▶ **THE TASK**
Can you transcribe every line exactly and leave the pictures behind?

::::::::

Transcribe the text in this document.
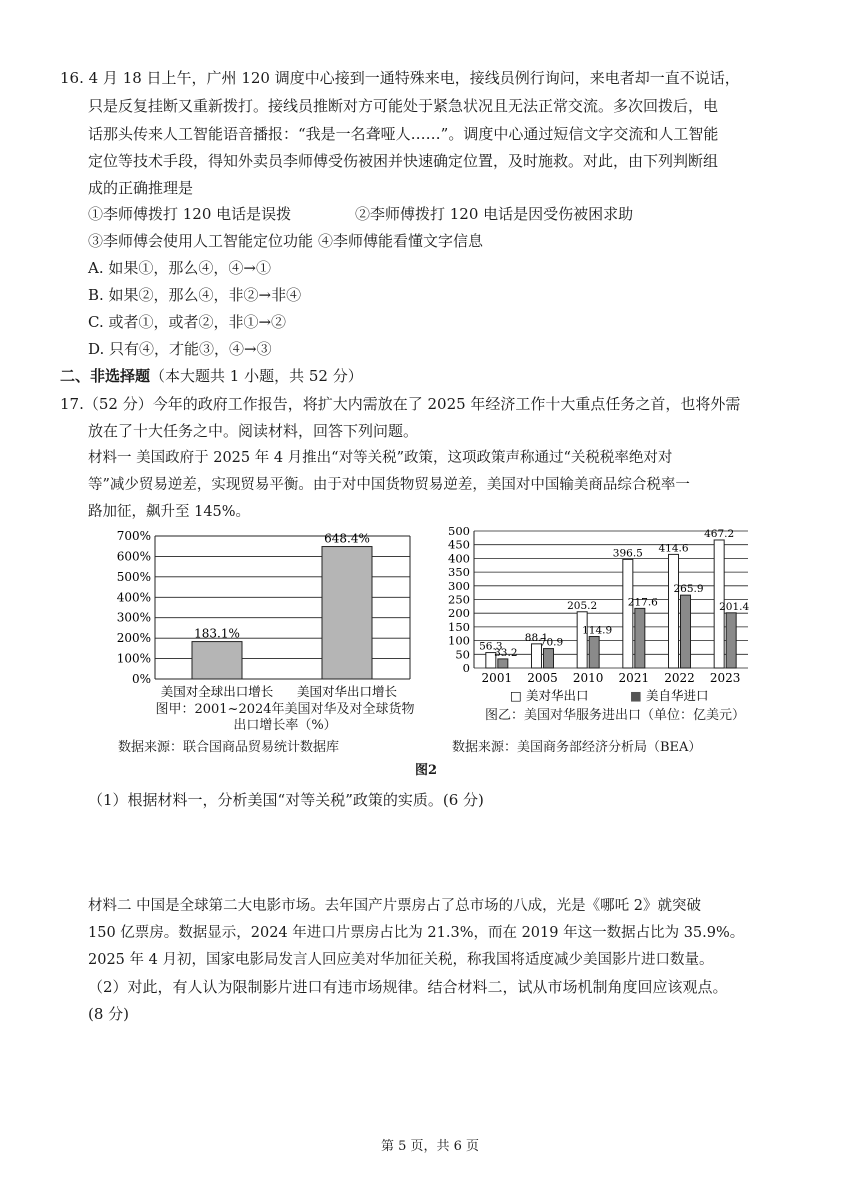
16. 4 月 18 日上午，广州 120 调度中心接到一通特殊来电，接线员例行询问，来电者却一直不说话，
只是反复挂断又重新拨打。接线员推断对方可能处于紧急状况且无法正常交流。多次回拨后，电
话那头传来人工智能语音播报：“我是一名聋哑人……”。调度中心通过短信文字交流和人工智能
定位等技术手段，得知外卖员李师傅受伤被困并快速确定位置，及时施救。对此，由下列判断组
成的正确推理是
①李师傅拨打 120 电话是误拨	②李师傅拨打 120 电话是因受伤被困求助
③李师傅会使用人工智能定位功能 ④李师傅能看懂文字信息
A. 如果①，那么④，④→①
B. 如果②，那么④，非②→非④
C. 或者①，或者②，非①→②
D. 只有④，才能③，④→③
二、非选择题（本大题共 1 小题，共 52 分）
17.（52 分）今年的政府工作报告，将扩大内需放在了 2025 年经济工作十大重点任务之首，也将外需
放在了十大任务之中。阅读材料，回答下列问题。
材料一 美国政府于 2025 年 4 月推出“对等关税”政策，这项政策声称通过“关税税率绝对对
等”减少贸易逆差，实现贸易平衡。由于对中国货物贸易逆差，美国对中国输美商品综合税率一
路加征，飙升至 145%。
0%
100%
200%
300%
400%
500%
600%
700%
183.1%
648.4%
美国对全球出口增长 美国对华出口增长
图甲：2001~2024年美国对华及对全球货物
出口增长率（%）
数据来源：联合国商品贸易统计数据库
0
50
100
150
200
250
300
350
400
450
500
56.3
33.2
2001
88.1
70.9
2005
205.2
114.9
2010
396.5
217.6
2021
414.6
265.9
2022
467.2
201.4
2023
□ 美对华出口	■ 美自华进口
图乙：美国对华服务进出口（单位：亿美元）
数据来源：美国商务部经济分析局（BEA）
图2
（1）根据材料一，分析美国“对等关税”政策的实质。(6 分)
材料二 中国是全球第二大电影市场。去年国产片票房占了总市场的八成，光是《哪吒 2》就突破
150 亿票房。数据显示，2024 年进口片票房占比为 21.3%，而在 2019 年这一数据占比为 35.9%。
2025 年 4 月初，国家电影局发言人回应美对华加征关税，称我国将适度减少美国影片进口数量。
（2）对此，有人认为限制影片进口有违市场规律。结合材料二，试从市场机制角度回应该观点。
(8 分)
第 5 页，共 6 页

::::::::

▶ **THE SOLUTION**
Transcribe the text in this document.
16. 4 月 18 日上午，广州 120 调度中心接到一通特殊来电，接线员例行询问，来电者却一直不说话，
只是反复挂断又重新拨打。接线员推断对方可能处于紧急状况且无法正常交流。多次回拨后，电
话那头传来人工智能语音播报：“我是一名聋哑人……”。调度中心通过短信文字交流和人工智能
定位等技术手段，得知外卖员李师傅受伤被困并快速确定位置，及时施救。对此，由下列判断组
成的正确推理是
①李师傅拨打 120 电话是误拨	②李师傅拨打 120 电话是因受伤被困求助
③李师傅会使用人工智能定位功能 ④李师傅能看懂文字信息
A. 如果①，那么④，④→①
B. 如果②，那么④，非②→非④
C. 或者①，或者②，非①→②
D. 只有④，才能③，④→③
二、非选择题（本大题共 1 小题，共 52 分）
17.（52 分）今年的政府工作报告，将扩大内需放在了 2025 年经济工作十大重点任务之首，也将外需
放在了十大任务之中。阅读材料，回答下列问题。
材料一 美国政府于 2025 年 4 月推出“对等关税”政策，这项政策声称通过“关税税率绝对对
等”减少贸易逆差，实现贸易平衡。由于对中国货物贸易逆差，美国对中国输美商品综合税率一
路加征，飙升至 145%。
0%
100%
200%
300%
400%
500%
600%
700%
183.1%
648.4%
美国对全球出口增长 美国对华出口增长
图甲：2001~2024年美国对华及对全球货物
出口增长率（%）
数据来源：联合国商品贸易统计数据库
0
50
100
150
200
250
300
350
400
450
500
56.3
33.2
2001
88.1
70.9
2005
205.2
114.9
2010
396.5
217.6
2021
414.6
265.9
2022
467.2
201.4
2023
□ 美对华出口	■ 美自华进口
图乙：美国对华服务进出口（单位：亿美元）
数据来源：美国商务部经济分析局（BEA）
图2
（1）根据材料一，分析美国“对等关税”政策的实质。(6 分)
材料二 中国是全球第二大电影市场。去年国产片票房占了总市场的八成，光是《哪吒 2》就突破
150 亿票房。数据显示，2024 年进口片票房占比为 21.3%，而在 2019 年这一数据占比为 35.9%。
2025 年 4 月初，国家电影局发言人回应美对华加征关税，称我国将适度减少美国影片进口数量。
（2）对此，有人认为限制影片进口有违市场规律。结合材料二，试从市场机制角度回应该观点。
(8 分)
第 5 页，共 6 页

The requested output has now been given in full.